원본 자료
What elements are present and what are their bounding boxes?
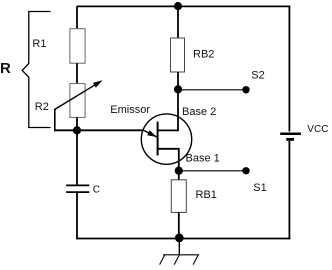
wire right rail upper [288, 6, 290, 131]
junction dot top rail [174, 2, 182, 10]
svg-text:S2: S2 [251, 70, 264, 82]
terminal dot S1 [242, 167, 249, 174]
wire RB2 branch top [177, 6, 179, 38]
resistor RB1 [171, 180, 186, 213]
svg-text:Base 2: Base 2 [182, 106, 216, 118]
wire to S1 [179, 170, 246, 172]
wire below R2 [76, 117, 78, 135]
base 2 lead [158, 90, 178, 131]
svg-text:R1: R1 [32, 38, 46, 50]
base 1 lead [158, 149, 179, 171]
svg-text:VCC: VCC [307, 124, 328, 135]
wire between R1 and R2 [76, 63, 78, 84]
ground symbol [160, 255, 200, 265]
resistor R1 [70, 29, 85, 64]
wire down to capacitor [76, 130, 78, 185]
junction dot bottom rail [175, 234, 184, 243]
svg-text:R: R [0, 60, 11, 77]
emitter diagonal with arrow [144, 130, 157, 137]
wire left rail top segment [76, 6, 78, 29]
junction dot base1 node [175, 167, 183, 175]
terminal dot S2 [242, 86, 249, 93]
battery VCC [280, 134, 301, 140]
svg-text:RB2: RB2 [193, 48, 214, 60]
wire RB2 to junction [177, 72, 179, 90]
ground stub wire [178, 238, 180, 255]
resistor R2 (variable) [70, 84, 85, 118]
wire RB1 to bottom rail [178, 212, 180, 238]
wire emitter horizontal [54, 129, 144, 131]
junction dot emitter node [73, 126, 81, 134]
svg-text:C: C [93, 185, 100, 196]
wire RB1 branch top [178, 171, 180, 181]
bracket for R group [22, 12, 50, 128]
wire below capacitor [76, 192, 78, 239]
svg-text:RB1: RB1 [196, 189, 217, 201]
svg-text:S1: S1 [253, 182, 266, 194]
wire top rail [77, 5, 291, 7]
R2 wiper drop wire [54, 109, 56, 132]
capacitor C [66, 185, 89, 192]
svg-text:Base 1: Base 1 [186, 153, 220, 165]
R2 wiper arrow [55, 80, 103, 109]
wire bottom rail [77, 238, 291, 240]
wire right rail lower [288, 141, 290, 240]
transistor base bar [157, 122, 159, 156]
junction dot base2 node [174, 85, 182, 93]
svg-text:R2: R2 [35, 101, 49, 113]
wire to S2 [178, 89, 246, 91]
transistor U1 (UJT) circle [141, 114, 191, 164]
resistor RB2 [171, 38, 185, 72]
svg-text:Emissor: Emissor [110, 104, 150, 116]
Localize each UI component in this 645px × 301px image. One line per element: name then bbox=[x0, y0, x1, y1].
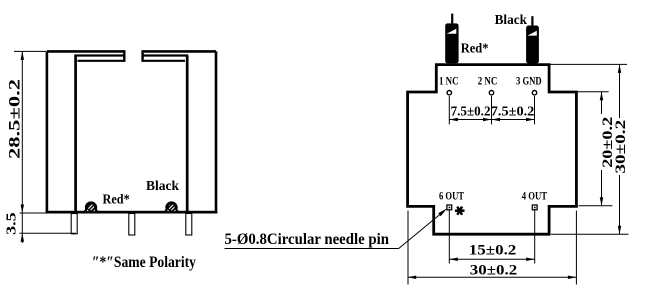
ext line from body right down bbox=[575, 211, 577, 285]
left view: outer case outline with top slot bbox=[46, 51, 218, 212]
dim 3.5 extension line upper bbox=[20, 212, 76, 214]
svg-text:1 NC: 1 NC bbox=[439, 74, 459, 88]
ext line from pad 4 down bbox=[534, 211, 536, 264]
left view: bobbin left wall bbox=[74, 56, 77, 213]
arrows of 7.5 dims bbox=[449, 118, 458, 122]
ext line right of bottom edge bbox=[551, 233, 629, 235]
red pin wire stub bbox=[451, 14, 453, 24]
dim line 7.5 spans bbox=[449, 119, 534, 121]
svg-text:Red*: Red* bbox=[461, 42, 489, 57]
svg-text:Black: Black bbox=[146, 179, 179, 194]
left view: bobbin flange right (double line + slot wall) bbox=[143, 50, 189, 62]
right view: pad 4 (square) bbox=[532, 205, 537, 210]
arrow up at 233.3 (from below) bbox=[21, 233, 25, 242]
right view: case outline (cross shape) bbox=[408, 65, 577, 235]
svg-text:5-Ø0.8Circular needle pin: 5-Ø0.8Circular needle pin bbox=[225, 231, 390, 248]
svg-text:30±0.2: 30±0.2 bbox=[470, 262, 517, 278]
ext line right of top edge bbox=[551, 63, 628, 65]
dim 28.5/3.5 vertical dimension line bbox=[21, 51, 23, 243]
left view: bobbin right wall bbox=[186, 56, 189, 213]
svg-text:3 GND: 3 GND bbox=[516, 74, 542, 88]
left view: bobbin flange left (double line + slot wall) bbox=[74, 50, 124, 62]
right view: pad 2 (circle) bbox=[489, 91, 493, 95]
right view: pad 6 (square) bbox=[447, 205, 452, 210]
right view: black lead pin (top right, solid) bbox=[526, 26, 539, 64]
ext line from body left down bbox=[407, 211, 409, 285]
ext line from pad 6 down bbox=[448, 211, 450, 264]
dim line 30±0.2 (right) stubs bbox=[619, 64, 621, 234]
left view: black wire grommet bump (hatched) bbox=[163, 203, 179, 213]
arrows 30±0.2 bottom bbox=[408, 276, 417, 280]
svg-text:3.5: 3.5 bbox=[5, 212, 20, 235]
left view: pin 3 bbox=[186, 214, 192, 236]
svg-text:15±0.2: 15±0.2 bbox=[469, 243, 517, 259]
arrow up at top of 28.5 bbox=[21, 51, 25, 60]
dim 3.5 extension line lower bbox=[20, 232, 77, 234]
leader underline bbox=[225, 248, 399, 250]
dim line 15±0.2 bbox=[449, 258, 534, 260]
ext lines from top pads bbox=[449, 96, 534, 124]
arrows 20±0.2 bbox=[600, 92, 604, 101]
left view: pin 1 bbox=[71, 214, 77, 234]
svg-text:28.5±0.2: 28.5±0.2 bbox=[7, 79, 24, 159]
dim line 30±0.2 bottom bbox=[408, 276, 577, 278]
right view: pad 1 (circle) bbox=[447, 91, 451, 95]
black pin wire stub bbox=[531, 16, 533, 25]
leader diagonal line to pin 6 bbox=[399, 213, 442, 249]
right view: polarity asterisk bbox=[455, 207, 465, 215]
svg-text:30±0.2: 30±0.2 bbox=[613, 120, 629, 174]
red pin crimp highlight bbox=[447, 29, 457, 34]
right view: pad 3 (circle) bbox=[532, 91, 536, 95]
left view: red wire grommet bump (hatched) bbox=[83, 203, 99, 213]
svg-text:Red*: Red* bbox=[103, 193, 130, 208]
svg-text:″*″Same Polarity: ″*″Same Polarity bbox=[92, 254, 196, 271]
leader arrowhead at pad 6 bbox=[438, 208, 447, 216]
dim 28.5 extension line top bbox=[14, 50, 46, 52]
left view: bottom edge bbox=[46, 211, 218, 214]
svg-text:2 NC: 2 NC bbox=[478, 74, 498, 88]
svg-text:7.5±0.2: 7.5±0.2 bbox=[451, 104, 491, 119]
arrows 15±0.2 bbox=[449, 258, 458, 262]
ext line right of upper step bbox=[578, 91, 609, 93]
arrow down at 213 bbox=[21, 205, 25, 214]
ext line right of lower step bbox=[579, 205, 613, 207]
svg-text:Black: Black bbox=[495, 13, 528, 28]
black pin crimp highlight bbox=[527, 31, 536, 36]
svg-text:6 OUT: 6 OUT bbox=[439, 189, 464, 203]
right view: red lead pin (top left, solid) bbox=[445, 23, 458, 63]
left view: pin 2 bbox=[129, 214, 135, 236]
svg-text:4 OUT: 4 OUT bbox=[522, 189, 547, 203]
svg-text:7.5±0.2: 7.5±0.2 bbox=[491, 104, 535, 119]
dim line 20±0.2 stubs bbox=[601, 92, 603, 206]
arrows 30±0.2 right bbox=[618, 64, 622, 73]
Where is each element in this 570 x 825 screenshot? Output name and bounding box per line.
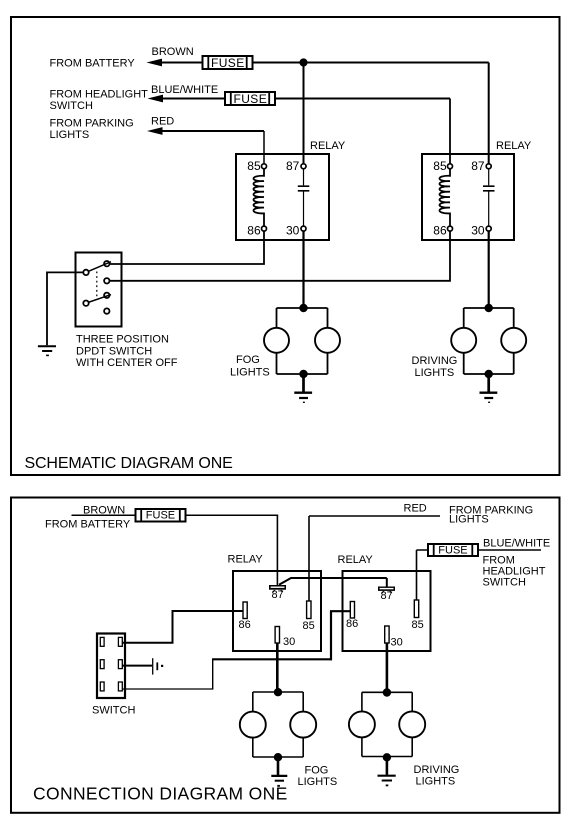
pin R1	[118, 637, 122, 646]
svg-text:BROWN: BROWN	[152, 46, 194, 58]
lamp L1	[264, 328, 289, 353]
pin 30 blade K3	[275, 627, 279, 644]
wire: fuse F3 to relay K3 pin 87 drop	[186, 514, 279, 516]
wire: relay K4 pin 30 down to driving lights	[386, 643, 389, 691]
svg-text:SCHEMATIC DIAGRAM ONE: SCHEMATIC DIAGRAM ONE	[25, 455, 233, 472]
pole contact top	[83, 270, 88, 275]
node: fog lights bottom junction (connection)	[274, 753, 282, 761]
svg-text:BLUE/WHITE: BLUE/WHITE	[151, 84, 218, 96]
svg-text:30: 30	[471, 224, 485, 238]
wire: switch pin R2 to battery cell	[123, 665, 153, 667]
wire: jumper K3 87 to K4 87	[279, 578, 387, 587]
svg-text:87: 87	[286, 159, 300, 173]
wire: brown feed from battery	[161, 62, 489, 64]
lamp L4	[501, 328, 526, 353]
svg-text:FROM PARKING: FROM PARKING	[50, 118, 134, 130]
pin 30 blade K4	[385, 626, 389, 643]
wire: red from parking lights	[309, 515, 440, 517]
battery cell B1	[153, 658, 164, 674]
svg-text:30: 30	[391, 637, 403, 649]
panel border: connection diagram one	[11, 498, 560, 813]
pin 87 terminal	[486, 164, 491, 169]
svg-text:CONNECTION DIAGRAM ONE: CONNECTION DIAGRAM ONE	[33, 784, 288, 804]
wire: red drop down to K3 85 blade	[308, 516, 310, 601]
wire: switch pole to ground	[47, 272, 84, 345]
node: driving lights bottom junction (connection)	[383, 753, 391, 761]
svg-text:RED: RED	[151, 115, 174, 127]
coil K2 (85-86)	[440, 168, 451, 226]
svg-text:DRIVING: DRIVING	[412, 355, 458, 367]
pin 30 terminal	[301, 226, 306, 231]
node: fog lights top junction	[299, 304, 307, 312]
wire: relay K1 pin 30 down to fog lights	[302, 231, 304, 307]
svg-text:LIGHTS: LIGHTS	[449, 514, 489, 526]
relay K3	[228, 554, 322, 651]
svg-text:DPDT SWITCH: DPDT SWITCH	[76, 345, 152, 357]
panel border: schematic diagram one	[11, 17, 560, 475]
svg-text:87: 87	[381, 590, 393, 602]
node: driving lights top junction	[485, 304, 493, 312]
lamp L3	[451, 328, 476, 353]
capacitor K1 (87-30)	[303, 168, 305, 226]
svg-text:FUSE: FUSE	[438, 544, 467, 556]
wire: fuse F4 to headlight switch	[478, 549, 541, 551]
lamp L5	[240, 712, 266, 738]
arrow: from headlight switch	[148, 95, 164, 103]
pin 85 terminal	[262, 164, 267, 169]
node: fog lights junction (connection)	[274, 688, 282, 696]
pin 86 terminal	[448, 226, 453, 231]
arrow: from battery	[147, 59, 163, 67]
svg-text:THREE POSITION: THREE POSITION	[76, 333, 169, 345]
svg-text:LIGHTS: LIGHTS	[50, 129, 90, 141]
wire: junction down to relay K1 pin 87	[303, 63, 305, 165]
fog lights assembly	[264, 308, 340, 374]
wire: switch throw B to relay K2 pin 86	[109, 231, 450, 281]
wire: switch pin R1 to relay K3 pin 86	[123, 611, 244, 643]
node: driving lights bottom junction	[485, 370, 493, 378]
lamp L8	[399, 711, 425, 737]
pin 87 terminal	[301, 164, 306, 169]
svg-text:86: 86	[239, 619, 251, 631]
svg-text:FROM HEADLIGHT: FROM HEADLIGHT	[50, 88, 149, 100]
pin L2	[100, 660, 104, 669]
svg-text:LIGHTS: LIGHTS	[230, 366, 270, 378]
svg-text:FUSE: FUSE	[211, 56, 245, 70]
pin R3	[118, 682, 122, 691]
svg-text:86: 86	[433, 224, 447, 238]
pin L3	[100, 682, 104, 691]
ground: fog lights (connection)	[271, 757, 287, 787]
svg-text:30: 30	[286, 224, 300, 238]
wire: blue/white down to relay K2 pin 85	[449, 99, 451, 165]
pin 86 blade K3	[243, 602, 247, 619]
node: driving lights junction (connection)	[383, 688, 391, 696]
switch S1: three position DPDT	[76, 253, 122, 327]
svg-text:RELAY: RELAY	[496, 140, 532, 152]
pin 86 terminal	[262, 226, 267, 231]
mechanical link (dotted)	[96, 272, 98, 299]
svg-text:RED: RED	[404, 503, 427, 515]
ground: driving lights	[480, 374, 498, 402]
pin R2	[118, 660, 122, 669]
svg-text:LIGHTS: LIGHTS	[298, 776, 338, 788]
svg-text:FUSE: FUSE	[146, 510, 175, 522]
relay K4	[338, 554, 431, 651]
wire: switch pin R3 to relay K4 pin 86	[123, 688, 214, 690]
fuse F2	[225, 92, 275, 106]
svg-text:HEADLIGHT: HEADLIGHT	[483, 565, 546, 577]
pin 87 blade K4	[378, 587, 395, 591]
pin 85 blade K3	[307, 601, 311, 619]
ground: switch	[38, 346, 56, 355]
capacitor K2 (87-30)	[488, 168, 490, 226]
pin 30 terminal	[486, 226, 491, 231]
wire: drop down to K3 87 blade	[276, 515, 278, 585]
wire: relay K2 pin 30 down to driving lights	[488, 231, 490, 308]
svg-text:FOG: FOG	[305, 765, 329, 777]
arrow: from parking lights	[147, 127, 163, 135]
svg-text:30: 30	[283, 636, 295, 648]
pin L1	[100, 637, 104, 646]
lamp L6	[290, 712, 316, 738]
node: fog lights bottom junction	[299, 370, 307, 378]
svg-text:SWITCH: SWITCH	[50, 100, 93, 112]
svg-text:86: 86	[247, 224, 261, 238]
svg-text:SWITCH: SWITCH	[483, 577, 526, 589]
wire: fuse F4 to relay K4 pin 85	[417, 550, 429, 600]
ground: driving lights (connection)	[378, 757, 396, 786]
svg-text:WITH CENTER OFF: WITH CENTER OFF	[76, 357, 178, 369]
svg-text:RELAY: RELAY	[310, 140, 346, 152]
svg-text:FROM BATTERY: FROM BATTERY	[50, 58, 136, 70]
switch S2	[97, 634, 125, 699]
svg-text:RELAY: RELAY	[228, 554, 264, 566]
relay K2	[422, 140, 532, 240]
svg-text:LIGHTS: LIGHTS	[416, 776, 456, 788]
driving lights assembly	[451, 308, 526, 374]
svg-text:87: 87	[272, 589, 284, 601]
throw contacts	[104, 261, 109, 266]
ground: fog lights	[294, 374, 312, 402]
driving lights assembly (connection)	[349, 692, 425, 756]
lever pole 1	[88, 262, 111, 272]
svg-text:BLUE/WHITE: BLUE/WHITE	[483, 538, 550, 550]
wire: relay K3 pin 30 down to fog lights	[276, 643, 279, 690]
wire: red from parking lights	[162, 130, 264, 132]
svg-text:87: 87	[471, 159, 485, 173]
pin 87 blade K3	[269, 585, 286, 590]
pin 85 blade K4	[414, 600, 418, 618]
svg-text:DRIVING: DRIVING	[414, 764, 460, 776]
lamp L7	[349, 711, 375, 737]
coil K1 (85-86)	[254, 168, 265, 226]
wire: brown from battery to fuse F3	[72, 514, 136, 516]
svg-text:85: 85	[433, 159, 447, 173]
svg-text:FOG: FOG	[236, 354, 260, 366]
relay K1	[236, 140, 346, 240]
lamp L2	[315, 328, 340, 353]
svg-text:FROM BATTERY: FROM BATTERY	[45, 519, 131, 531]
svg-text:85: 85	[247, 159, 261, 173]
wire: switch throw A to relay K1 pin 86	[109, 231, 264, 264]
svg-text:LIGHTS: LIGHTS	[415, 367, 455, 379]
fuse F3	[136, 509, 186, 522]
svg-text:86: 86	[346, 618, 358, 630]
wire: feed down to relay K2 pin 87	[488, 63, 490, 165]
svg-text:85: 85	[303, 620, 315, 632]
fog lights assembly (connection)	[240, 692, 316, 757]
pin 85 terminal	[448, 164, 453, 169]
pin 86 blade K4	[350, 602, 354, 619]
wire: red down to relay K1 pin 85	[263, 131, 265, 164]
wire: blue/white from headlight switch	[162, 98, 450, 100]
lever pole 2	[88, 295, 111, 303]
svg-text:RELAY: RELAY	[338, 554, 374, 566]
svg-text:SWITCH: SWITCH	[92, 705, 135, 717]
fuse F4	[428, 544, 478, 556]
svg-text:FUSE: FUSE	[234, 92, 268, 106]
svg-text:85: 85	[412, 619, 424, 631]
pole contact bottom	[83, 301, 88, 306]
fuse F1	[203, 56, 253, 70]
node: battery feed junction	[299, 58, 307, 66]
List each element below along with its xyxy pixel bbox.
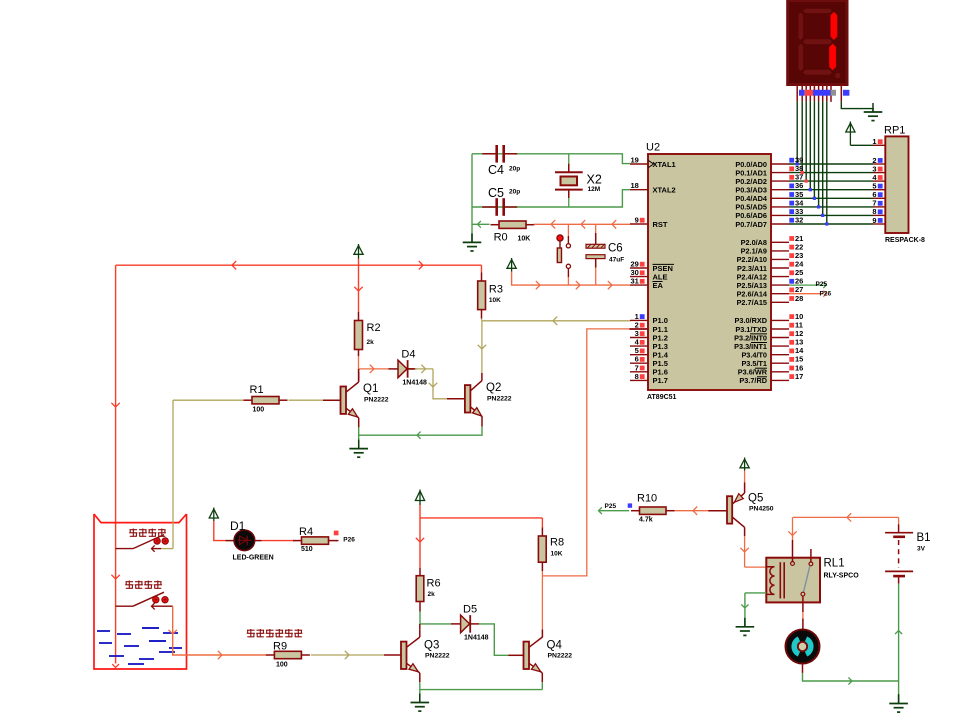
svg-text:U2: U2 [646,142,660,154]
svg-text:R9: R9 [273,641,287,653]
svg-text:R10: R10 [637,493,657,505]
svg-text:PN4250: PN4250 [749,506,774,513]
svg-text:P0.7/AD7: P0.7/AD7 [735,220,767,229]
svg-text:XTAL1: XTAL1 [653,160,676,169]
svg-text:28: 28 [795,294,803,303]
svg-text:P2.7/A15: P2.7/A15 [737,298,767,307]
svg-text:XTAL2: XTAL2 [653,186,676,195]
svg-text:B1: B1 [917,532,931,544]
svg-text:R4: R4 [299,526,313,538]
svg-text:R8: R8 [550,537,564,549]
svg-text:RST: RST [653,220,668,229]
svg-text:Q4: Q4 [547,640,563,652]
svg-text:C6: C6 [608,243,623,255]
svg-text:PN2222: PN2222 [425,653,450,660]
svg-text:Q1: Q1 [363,383,378,395]
svg-text:P25: P25 [605,503,617,510]
svg-text:17: 17 [795,372,803,381]
svg-text:9: 9 [635,216,639,225]
svg-text:10K: 10K [518,235,531,242]
svg-text:8: 8 [635,372,639,381]
svg-text:R6: R6 [427,578,441,590]
svg-text:R2: R2 [367,322,381,334]
svg-text:20p: 20p [509,189,520,196]
svg-text:RL1: RL1 [824,558,845,570]
svg-text:P3.7/RD: P3.7/RD [739,376,767,385]
svg-text:Q2: Q2 [486,382,501,394]
svg-text:R1: R1 [250,384,264,396]
svg-text:20p: 20p [509,166,520,173]
svg-text:C5: C5 [488,186,504,200]
svg-text:RP1: RP1 [884,125,905,137]
svg-text:1N4148: 1N4148 [464,634,489,641]
svg-text:R3: R3 [489,284,503,296]
svg-text:31: 31 [630,277,638,286]
svg-text:19: 19 [630,156,638,165]
svg-text:2k: 2k [428,591,436,598]
svg-text:10K: 10K [489,297,501,304]
svg-text:32: 32 [795,216,803,225]
svg-text:P1.7: P1.7 [653,376,668,385]
svg-text:100: 100 [253,407,265,414]
svg-text:D4: D4 [401,348,415,360]
svg-text:1N4148: 1N4148 [402,379,427,386]
svg-text:PN2222: PN2222 [364,397,389,404]
svg-text:10K: 10K [551,551,563,558]
svg-text:47uF: 47uF [609,257,624,264]
svg-text:C4: C4 [488,163,504,177]
svg-text:P26: P26 [343,537,355,544]
svg-text:RLY-SPCO: RLY-SPCO [824,573,860,580]
svg-text:4.7k: 4.7k [639,517,653,524]
svg-text:PN2222: PN2222 [487,396,512,403]
svg-text:510: 510 [301,546,313,553]
svg-text:1: 1 [872,137,876,146]
svg-text:LED-GREEN: LED-GREEN [233,555,274,562]
svg-text:RESPACK-8: RESPACK-8 [885,237,925,244]
svg-text:X2: X2 [587,173,602,187]
svg-text:100: 100 [276,662,288,669]
svg-text:EA: EA [653,281,664,290]
svg-text:Q3: Q3 [424,640,439,652]
svg-text:9: 9 [872,216,876,225]
svg-text:Q5: Q5 [748,493,763,505]
svg-text:2k: 2k [367,339,375,346]
svg-text:AT89C51: AT89C51 [647,394,677,401]
svg-text:P26: P26 [820,290,832,297]
svg-text:3V: 3V [917,546,926,553]
svg-text:D5: D5 [463,603,477,615]
svg-text:12M: 12M [588,186,601,193]
svg-text:D1: D1 [230,519,246,533]
svg-text:PN2222: PN2222 [548,653,573,660]
svg-text:18: 18 [630,181,638,190]
svg-text:P25: P25 [816,281,828,288]
svg-text:R0: R0 [494,232,508,244]
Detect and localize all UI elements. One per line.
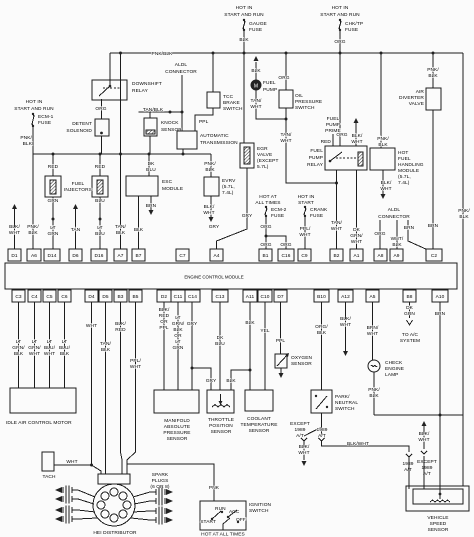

할 일
위 자료에서 문자열 "crimp"가 들어 있는 줄의 개수를 숫자로만 적으세요.

연습 답안
2